**WORK REQUIRED**
Identify the lines bearing the string "Juego" and gather them.

**Dataset entries**
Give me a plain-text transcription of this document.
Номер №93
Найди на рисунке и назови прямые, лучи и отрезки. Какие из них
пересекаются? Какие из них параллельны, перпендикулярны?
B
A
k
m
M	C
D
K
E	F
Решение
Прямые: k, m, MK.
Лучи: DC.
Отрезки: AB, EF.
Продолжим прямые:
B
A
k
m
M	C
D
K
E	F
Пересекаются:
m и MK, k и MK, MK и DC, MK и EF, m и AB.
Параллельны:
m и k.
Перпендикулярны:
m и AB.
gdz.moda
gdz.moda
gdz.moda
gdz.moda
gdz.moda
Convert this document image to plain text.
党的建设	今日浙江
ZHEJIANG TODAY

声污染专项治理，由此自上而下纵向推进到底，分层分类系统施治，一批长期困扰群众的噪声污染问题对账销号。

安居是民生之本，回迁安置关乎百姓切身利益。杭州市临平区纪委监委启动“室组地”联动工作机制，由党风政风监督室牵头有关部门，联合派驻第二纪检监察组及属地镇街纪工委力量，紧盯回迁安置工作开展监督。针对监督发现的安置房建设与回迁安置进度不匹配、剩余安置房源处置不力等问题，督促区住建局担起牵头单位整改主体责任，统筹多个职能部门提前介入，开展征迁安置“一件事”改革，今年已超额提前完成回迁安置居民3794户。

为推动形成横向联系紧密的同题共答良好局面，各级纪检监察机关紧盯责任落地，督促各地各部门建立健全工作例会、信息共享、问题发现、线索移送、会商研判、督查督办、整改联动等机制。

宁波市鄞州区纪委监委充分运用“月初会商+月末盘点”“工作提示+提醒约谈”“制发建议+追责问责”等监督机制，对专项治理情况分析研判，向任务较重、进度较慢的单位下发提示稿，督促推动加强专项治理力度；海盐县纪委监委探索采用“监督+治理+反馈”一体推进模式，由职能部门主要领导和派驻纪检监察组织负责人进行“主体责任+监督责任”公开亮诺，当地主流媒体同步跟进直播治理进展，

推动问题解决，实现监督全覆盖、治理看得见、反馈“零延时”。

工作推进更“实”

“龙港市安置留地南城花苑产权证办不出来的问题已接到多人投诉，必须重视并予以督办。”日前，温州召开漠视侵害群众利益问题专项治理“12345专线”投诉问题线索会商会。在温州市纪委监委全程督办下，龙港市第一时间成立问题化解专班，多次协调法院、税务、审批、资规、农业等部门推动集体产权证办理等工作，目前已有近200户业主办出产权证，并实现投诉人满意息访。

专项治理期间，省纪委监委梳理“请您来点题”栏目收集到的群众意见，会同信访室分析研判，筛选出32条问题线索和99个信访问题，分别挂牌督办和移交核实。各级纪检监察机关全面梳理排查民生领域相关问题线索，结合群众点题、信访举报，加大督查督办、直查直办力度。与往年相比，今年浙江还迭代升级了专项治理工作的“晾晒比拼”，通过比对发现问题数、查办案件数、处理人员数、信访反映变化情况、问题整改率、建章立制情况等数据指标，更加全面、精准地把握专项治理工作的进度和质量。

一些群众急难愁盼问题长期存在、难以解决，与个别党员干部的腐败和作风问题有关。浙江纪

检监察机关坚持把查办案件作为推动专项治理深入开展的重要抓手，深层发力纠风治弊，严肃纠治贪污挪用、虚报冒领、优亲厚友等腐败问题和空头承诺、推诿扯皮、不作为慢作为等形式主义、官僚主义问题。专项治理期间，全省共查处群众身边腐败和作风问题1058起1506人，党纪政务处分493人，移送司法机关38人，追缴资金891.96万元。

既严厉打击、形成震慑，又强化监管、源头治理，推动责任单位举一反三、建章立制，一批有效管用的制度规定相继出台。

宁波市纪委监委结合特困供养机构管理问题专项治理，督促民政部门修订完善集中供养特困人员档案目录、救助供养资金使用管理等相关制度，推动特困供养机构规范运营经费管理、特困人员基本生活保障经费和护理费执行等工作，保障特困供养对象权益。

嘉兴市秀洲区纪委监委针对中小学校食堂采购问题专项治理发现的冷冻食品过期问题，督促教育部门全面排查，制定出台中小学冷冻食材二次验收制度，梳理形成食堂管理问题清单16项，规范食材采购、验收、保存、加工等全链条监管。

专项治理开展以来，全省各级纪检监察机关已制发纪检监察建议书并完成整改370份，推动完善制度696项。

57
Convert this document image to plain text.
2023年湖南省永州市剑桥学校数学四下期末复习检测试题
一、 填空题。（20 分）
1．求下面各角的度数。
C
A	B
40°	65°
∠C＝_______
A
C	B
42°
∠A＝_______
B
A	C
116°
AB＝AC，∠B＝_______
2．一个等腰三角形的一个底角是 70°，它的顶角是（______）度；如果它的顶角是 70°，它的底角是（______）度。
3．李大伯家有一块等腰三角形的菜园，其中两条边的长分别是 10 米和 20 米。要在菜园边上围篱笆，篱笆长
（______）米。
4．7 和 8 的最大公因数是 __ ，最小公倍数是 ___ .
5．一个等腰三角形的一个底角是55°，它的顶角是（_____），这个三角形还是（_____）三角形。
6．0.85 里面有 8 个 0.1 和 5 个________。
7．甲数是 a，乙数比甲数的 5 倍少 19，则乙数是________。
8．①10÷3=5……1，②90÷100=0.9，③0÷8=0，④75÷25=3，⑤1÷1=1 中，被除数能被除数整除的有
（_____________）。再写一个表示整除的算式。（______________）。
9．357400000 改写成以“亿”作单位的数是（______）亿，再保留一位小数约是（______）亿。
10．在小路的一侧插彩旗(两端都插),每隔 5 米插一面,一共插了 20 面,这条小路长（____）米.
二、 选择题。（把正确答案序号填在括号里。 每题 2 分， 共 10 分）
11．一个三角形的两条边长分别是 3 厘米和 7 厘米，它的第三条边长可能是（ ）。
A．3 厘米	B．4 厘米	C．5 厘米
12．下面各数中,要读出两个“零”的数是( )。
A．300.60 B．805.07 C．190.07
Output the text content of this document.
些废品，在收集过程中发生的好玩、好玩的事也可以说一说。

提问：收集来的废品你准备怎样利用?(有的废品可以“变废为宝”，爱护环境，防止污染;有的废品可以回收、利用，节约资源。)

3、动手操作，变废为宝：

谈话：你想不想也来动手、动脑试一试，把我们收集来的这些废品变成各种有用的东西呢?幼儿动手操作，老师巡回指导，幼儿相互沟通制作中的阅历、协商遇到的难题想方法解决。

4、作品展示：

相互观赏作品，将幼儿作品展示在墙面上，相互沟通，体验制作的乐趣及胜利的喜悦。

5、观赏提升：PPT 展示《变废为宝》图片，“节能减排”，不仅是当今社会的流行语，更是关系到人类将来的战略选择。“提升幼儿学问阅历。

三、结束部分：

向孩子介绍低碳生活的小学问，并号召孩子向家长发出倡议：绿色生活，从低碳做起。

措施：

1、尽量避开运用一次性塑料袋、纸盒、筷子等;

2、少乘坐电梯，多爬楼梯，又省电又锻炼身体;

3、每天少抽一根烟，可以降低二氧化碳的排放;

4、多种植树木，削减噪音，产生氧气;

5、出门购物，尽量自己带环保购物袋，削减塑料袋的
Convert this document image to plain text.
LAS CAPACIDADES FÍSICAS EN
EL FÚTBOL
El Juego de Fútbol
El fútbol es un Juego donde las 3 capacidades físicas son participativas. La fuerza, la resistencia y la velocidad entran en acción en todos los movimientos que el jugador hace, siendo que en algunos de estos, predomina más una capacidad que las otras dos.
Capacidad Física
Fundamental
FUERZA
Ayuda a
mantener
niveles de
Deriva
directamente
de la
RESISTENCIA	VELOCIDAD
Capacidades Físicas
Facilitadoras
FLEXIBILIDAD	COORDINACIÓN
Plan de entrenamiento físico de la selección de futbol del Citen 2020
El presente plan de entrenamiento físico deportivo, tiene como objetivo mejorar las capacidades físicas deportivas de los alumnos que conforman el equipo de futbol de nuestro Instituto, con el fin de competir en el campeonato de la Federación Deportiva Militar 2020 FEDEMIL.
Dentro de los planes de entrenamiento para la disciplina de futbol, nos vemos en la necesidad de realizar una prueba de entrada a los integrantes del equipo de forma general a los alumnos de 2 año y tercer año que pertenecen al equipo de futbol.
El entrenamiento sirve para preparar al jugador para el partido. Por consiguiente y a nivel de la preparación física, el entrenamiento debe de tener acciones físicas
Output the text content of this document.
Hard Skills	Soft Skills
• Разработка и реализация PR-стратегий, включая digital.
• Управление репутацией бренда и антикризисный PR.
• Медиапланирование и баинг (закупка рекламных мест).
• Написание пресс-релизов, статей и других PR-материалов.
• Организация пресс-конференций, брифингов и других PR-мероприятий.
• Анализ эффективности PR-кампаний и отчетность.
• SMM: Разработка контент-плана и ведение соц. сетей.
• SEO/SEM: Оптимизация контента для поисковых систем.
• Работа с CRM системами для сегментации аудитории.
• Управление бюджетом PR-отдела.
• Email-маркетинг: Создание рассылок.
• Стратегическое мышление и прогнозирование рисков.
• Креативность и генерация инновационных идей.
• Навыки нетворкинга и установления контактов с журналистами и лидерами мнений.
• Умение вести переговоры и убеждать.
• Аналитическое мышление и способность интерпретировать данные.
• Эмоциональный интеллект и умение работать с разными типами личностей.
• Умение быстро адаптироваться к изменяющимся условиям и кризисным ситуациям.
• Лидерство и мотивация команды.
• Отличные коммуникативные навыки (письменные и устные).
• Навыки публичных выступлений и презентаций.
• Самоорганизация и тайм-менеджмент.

**TASK SOLUTION**
El Juego de Fútbol
El fútbol es un Juego donde las 3 capacidades físicas son participativas. La fuerza, la resistencia y la velocidad entran en acción en todos los movimientos que el jugador hace, siendo que en algunos de estos, predomina más una capacidad que las otras dos.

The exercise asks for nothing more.